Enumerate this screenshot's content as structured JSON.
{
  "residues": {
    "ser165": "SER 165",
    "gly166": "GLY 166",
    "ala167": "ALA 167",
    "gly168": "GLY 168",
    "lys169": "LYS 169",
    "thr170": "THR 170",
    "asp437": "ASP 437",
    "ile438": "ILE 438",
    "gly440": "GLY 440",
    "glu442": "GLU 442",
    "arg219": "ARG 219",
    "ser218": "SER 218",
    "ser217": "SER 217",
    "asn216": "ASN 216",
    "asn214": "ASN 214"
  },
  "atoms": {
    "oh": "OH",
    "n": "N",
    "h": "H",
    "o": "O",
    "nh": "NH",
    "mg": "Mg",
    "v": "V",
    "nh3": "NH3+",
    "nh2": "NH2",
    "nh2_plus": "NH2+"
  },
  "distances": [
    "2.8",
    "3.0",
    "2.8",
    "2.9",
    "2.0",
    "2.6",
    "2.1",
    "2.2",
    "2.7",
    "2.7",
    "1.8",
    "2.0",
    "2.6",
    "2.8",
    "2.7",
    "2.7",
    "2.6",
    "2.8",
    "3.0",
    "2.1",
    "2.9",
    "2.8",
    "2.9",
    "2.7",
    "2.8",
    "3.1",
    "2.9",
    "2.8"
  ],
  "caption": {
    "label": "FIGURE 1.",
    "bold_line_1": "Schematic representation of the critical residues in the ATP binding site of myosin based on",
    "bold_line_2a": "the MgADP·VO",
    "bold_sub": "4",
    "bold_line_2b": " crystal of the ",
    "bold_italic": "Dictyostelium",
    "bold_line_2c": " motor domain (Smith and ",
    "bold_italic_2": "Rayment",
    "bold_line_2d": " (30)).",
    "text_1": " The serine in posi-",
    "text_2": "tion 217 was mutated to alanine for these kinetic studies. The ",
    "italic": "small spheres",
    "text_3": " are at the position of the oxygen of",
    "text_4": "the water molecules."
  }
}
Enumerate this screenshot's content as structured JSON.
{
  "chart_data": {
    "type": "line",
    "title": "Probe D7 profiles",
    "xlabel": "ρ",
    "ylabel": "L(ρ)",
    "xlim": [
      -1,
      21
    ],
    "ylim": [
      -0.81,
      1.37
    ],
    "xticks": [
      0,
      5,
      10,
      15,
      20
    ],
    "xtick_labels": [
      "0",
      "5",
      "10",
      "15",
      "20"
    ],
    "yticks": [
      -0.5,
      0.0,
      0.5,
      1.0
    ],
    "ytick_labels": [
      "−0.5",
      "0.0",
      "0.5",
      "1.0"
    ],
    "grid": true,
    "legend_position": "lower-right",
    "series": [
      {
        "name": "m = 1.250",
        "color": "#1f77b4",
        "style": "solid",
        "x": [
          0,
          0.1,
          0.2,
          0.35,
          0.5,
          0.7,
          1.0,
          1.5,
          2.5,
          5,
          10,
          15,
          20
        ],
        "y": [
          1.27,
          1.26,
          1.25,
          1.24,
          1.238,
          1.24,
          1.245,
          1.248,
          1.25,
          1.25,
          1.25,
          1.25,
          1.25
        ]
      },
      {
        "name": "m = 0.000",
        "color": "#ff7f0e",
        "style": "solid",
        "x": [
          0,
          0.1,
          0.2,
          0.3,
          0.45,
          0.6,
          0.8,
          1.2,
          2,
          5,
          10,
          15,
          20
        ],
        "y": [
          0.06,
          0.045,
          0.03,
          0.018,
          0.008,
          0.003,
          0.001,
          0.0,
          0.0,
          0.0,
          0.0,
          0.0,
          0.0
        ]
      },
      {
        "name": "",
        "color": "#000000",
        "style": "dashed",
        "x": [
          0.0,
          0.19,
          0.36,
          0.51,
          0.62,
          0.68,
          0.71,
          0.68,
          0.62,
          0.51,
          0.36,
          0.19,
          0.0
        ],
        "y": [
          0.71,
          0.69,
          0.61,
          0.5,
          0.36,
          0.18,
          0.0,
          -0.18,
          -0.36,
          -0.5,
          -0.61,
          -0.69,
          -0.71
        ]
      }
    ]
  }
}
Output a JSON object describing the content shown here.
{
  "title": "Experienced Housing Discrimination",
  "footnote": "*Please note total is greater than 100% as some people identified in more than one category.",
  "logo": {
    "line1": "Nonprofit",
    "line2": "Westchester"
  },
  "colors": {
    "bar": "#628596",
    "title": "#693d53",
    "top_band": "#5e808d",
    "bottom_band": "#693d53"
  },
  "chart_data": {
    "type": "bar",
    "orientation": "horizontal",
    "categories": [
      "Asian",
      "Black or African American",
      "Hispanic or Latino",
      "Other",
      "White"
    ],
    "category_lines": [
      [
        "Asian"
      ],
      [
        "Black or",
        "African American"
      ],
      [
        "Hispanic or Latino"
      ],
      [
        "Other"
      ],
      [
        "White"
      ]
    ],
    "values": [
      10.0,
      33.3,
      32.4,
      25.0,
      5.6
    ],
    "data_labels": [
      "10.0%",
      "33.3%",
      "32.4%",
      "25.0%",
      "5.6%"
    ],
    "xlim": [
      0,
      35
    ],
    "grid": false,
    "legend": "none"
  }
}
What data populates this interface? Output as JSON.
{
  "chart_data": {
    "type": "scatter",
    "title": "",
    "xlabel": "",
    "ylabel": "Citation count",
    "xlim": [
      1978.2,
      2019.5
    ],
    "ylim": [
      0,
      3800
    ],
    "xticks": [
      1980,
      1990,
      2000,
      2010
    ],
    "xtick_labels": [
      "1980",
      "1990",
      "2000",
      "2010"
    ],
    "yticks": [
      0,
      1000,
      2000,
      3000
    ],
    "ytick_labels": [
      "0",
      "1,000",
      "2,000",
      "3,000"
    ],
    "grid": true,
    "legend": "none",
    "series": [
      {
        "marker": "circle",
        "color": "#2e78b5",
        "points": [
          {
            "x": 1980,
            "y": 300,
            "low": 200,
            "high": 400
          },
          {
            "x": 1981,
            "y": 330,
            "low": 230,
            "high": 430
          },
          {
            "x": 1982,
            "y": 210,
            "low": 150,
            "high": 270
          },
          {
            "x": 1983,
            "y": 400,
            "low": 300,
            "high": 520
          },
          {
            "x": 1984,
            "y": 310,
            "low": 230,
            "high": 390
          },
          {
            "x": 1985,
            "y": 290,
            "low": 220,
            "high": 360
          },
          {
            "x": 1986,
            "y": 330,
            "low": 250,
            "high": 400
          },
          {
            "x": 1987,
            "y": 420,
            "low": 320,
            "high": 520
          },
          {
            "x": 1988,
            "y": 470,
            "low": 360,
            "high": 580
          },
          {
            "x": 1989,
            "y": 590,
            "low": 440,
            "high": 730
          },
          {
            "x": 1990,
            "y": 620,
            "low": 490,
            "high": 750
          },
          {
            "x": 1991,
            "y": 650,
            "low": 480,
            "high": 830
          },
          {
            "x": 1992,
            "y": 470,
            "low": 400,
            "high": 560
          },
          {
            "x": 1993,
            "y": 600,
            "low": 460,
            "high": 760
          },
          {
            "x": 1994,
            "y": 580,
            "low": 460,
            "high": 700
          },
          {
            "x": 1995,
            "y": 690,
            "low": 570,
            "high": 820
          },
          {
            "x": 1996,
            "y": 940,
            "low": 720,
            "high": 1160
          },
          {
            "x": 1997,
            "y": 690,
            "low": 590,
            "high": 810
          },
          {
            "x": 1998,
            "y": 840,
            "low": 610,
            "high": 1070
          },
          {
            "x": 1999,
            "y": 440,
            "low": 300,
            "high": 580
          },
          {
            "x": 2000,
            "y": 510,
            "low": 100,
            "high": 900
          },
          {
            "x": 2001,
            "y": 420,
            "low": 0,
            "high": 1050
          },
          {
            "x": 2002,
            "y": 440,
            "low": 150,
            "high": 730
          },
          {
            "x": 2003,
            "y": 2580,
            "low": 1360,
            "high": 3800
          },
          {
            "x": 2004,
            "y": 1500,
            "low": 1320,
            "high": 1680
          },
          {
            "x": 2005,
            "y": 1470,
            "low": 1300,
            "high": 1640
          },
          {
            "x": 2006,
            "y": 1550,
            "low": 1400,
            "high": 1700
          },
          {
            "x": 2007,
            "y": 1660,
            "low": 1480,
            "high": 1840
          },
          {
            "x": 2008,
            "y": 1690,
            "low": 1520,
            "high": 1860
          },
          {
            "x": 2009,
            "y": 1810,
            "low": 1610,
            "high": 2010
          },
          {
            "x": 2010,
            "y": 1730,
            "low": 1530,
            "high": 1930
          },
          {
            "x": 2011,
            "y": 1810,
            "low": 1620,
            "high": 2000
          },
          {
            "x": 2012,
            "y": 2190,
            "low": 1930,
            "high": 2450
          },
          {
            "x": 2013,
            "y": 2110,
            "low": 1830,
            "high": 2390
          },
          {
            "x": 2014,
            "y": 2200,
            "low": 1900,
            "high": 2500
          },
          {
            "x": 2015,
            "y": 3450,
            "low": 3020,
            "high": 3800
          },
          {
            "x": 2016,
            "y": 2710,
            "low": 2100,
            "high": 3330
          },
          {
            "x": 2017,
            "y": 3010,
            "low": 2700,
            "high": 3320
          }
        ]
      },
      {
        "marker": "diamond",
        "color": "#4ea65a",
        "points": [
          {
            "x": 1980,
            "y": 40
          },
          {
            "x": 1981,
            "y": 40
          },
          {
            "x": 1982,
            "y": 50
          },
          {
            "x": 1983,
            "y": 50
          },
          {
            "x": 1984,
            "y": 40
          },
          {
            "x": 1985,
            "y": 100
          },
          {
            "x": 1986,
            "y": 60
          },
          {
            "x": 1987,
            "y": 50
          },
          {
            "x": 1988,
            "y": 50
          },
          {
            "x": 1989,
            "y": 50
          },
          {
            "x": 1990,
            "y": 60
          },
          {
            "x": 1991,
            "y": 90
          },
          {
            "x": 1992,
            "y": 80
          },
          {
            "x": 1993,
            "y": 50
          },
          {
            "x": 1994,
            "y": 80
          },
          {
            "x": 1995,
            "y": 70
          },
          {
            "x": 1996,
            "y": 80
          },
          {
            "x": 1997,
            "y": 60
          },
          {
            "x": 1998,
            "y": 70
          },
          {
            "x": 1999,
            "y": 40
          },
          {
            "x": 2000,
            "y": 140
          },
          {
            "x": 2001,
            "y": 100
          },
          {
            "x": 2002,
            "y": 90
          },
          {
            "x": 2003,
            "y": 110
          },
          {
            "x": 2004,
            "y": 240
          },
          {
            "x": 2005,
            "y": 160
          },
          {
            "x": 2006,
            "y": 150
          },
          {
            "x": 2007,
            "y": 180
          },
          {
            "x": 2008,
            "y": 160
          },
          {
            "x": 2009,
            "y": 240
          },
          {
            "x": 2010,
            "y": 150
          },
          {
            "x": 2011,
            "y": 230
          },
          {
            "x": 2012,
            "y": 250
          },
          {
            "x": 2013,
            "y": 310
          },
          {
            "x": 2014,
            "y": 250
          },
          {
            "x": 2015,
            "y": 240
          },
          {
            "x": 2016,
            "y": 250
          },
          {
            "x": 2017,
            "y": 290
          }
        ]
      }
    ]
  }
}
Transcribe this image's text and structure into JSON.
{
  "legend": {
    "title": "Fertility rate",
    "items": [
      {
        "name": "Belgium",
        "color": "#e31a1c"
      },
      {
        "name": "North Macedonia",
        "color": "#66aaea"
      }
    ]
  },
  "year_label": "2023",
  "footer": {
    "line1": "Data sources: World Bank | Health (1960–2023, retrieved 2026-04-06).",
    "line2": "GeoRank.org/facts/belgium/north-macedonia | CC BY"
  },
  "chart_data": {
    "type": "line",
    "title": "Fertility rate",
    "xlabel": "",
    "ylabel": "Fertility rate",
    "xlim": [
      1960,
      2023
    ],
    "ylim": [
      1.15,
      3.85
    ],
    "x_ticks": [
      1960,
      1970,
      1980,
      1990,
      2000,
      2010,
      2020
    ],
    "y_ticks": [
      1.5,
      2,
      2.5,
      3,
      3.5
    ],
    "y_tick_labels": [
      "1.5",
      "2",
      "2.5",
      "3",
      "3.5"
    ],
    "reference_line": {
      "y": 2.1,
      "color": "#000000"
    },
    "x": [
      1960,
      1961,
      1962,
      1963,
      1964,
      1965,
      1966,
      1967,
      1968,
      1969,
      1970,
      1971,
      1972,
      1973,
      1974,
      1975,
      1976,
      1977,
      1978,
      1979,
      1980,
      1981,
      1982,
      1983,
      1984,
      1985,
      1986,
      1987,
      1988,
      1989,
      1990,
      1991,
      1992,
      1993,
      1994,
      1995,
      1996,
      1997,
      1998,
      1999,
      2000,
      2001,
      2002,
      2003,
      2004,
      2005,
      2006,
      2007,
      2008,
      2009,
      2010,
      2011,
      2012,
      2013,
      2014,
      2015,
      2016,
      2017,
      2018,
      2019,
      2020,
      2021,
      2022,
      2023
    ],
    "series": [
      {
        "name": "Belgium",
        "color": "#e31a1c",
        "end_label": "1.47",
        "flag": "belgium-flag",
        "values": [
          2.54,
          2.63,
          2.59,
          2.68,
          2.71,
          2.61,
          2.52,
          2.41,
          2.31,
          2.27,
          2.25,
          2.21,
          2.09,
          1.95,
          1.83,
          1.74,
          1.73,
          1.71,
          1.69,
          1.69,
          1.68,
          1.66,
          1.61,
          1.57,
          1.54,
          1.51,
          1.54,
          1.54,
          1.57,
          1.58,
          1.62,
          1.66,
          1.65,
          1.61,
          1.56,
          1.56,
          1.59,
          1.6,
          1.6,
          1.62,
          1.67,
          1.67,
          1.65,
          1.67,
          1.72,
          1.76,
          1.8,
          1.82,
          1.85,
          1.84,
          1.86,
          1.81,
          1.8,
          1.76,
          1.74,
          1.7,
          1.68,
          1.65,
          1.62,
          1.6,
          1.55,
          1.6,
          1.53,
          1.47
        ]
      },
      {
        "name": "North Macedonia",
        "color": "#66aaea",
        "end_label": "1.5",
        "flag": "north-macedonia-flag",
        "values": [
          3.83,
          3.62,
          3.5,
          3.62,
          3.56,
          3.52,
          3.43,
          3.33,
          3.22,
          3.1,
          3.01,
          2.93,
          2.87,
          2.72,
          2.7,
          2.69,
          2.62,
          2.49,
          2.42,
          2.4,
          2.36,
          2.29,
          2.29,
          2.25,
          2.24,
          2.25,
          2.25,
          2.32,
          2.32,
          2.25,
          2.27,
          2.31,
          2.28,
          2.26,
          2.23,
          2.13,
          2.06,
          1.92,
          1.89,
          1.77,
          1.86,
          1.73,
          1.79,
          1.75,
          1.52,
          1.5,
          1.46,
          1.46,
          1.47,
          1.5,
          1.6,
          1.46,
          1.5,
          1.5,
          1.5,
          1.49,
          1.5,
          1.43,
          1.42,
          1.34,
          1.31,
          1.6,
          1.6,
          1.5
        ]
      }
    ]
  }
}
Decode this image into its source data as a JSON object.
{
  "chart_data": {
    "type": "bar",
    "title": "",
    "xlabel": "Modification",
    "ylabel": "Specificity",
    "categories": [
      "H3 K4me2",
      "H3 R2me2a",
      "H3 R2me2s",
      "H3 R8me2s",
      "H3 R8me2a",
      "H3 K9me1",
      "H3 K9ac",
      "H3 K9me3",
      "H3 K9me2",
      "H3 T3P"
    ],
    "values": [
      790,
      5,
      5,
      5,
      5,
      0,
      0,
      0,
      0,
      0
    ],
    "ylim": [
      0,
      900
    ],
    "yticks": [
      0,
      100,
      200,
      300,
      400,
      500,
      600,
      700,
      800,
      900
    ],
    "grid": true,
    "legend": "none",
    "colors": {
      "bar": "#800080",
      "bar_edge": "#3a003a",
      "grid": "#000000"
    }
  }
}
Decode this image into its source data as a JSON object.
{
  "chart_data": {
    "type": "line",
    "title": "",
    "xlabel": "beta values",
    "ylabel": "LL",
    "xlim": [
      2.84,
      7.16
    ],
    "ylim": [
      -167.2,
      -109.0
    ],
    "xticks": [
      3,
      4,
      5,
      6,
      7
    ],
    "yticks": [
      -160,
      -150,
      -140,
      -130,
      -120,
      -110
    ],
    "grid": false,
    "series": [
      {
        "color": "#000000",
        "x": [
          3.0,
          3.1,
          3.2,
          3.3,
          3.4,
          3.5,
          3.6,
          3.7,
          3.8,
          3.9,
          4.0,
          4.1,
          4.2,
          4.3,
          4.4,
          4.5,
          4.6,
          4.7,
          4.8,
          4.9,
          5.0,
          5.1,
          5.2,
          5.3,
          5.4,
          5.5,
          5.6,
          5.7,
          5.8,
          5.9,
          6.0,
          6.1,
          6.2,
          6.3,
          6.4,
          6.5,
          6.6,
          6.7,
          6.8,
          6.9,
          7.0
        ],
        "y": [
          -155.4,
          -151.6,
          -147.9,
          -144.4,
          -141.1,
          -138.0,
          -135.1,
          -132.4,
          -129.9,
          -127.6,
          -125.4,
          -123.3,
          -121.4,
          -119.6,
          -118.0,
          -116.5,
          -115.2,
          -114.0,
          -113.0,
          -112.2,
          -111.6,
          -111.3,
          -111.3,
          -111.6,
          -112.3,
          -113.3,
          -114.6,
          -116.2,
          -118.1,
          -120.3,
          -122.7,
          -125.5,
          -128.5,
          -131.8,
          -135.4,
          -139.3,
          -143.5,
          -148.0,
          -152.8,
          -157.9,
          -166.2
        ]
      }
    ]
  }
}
——
> WHAT IS BEING ASKED: Above are lines of data; state how many of them contain the word "African", with no other output.

> RESPONSE TO THE TASK: 2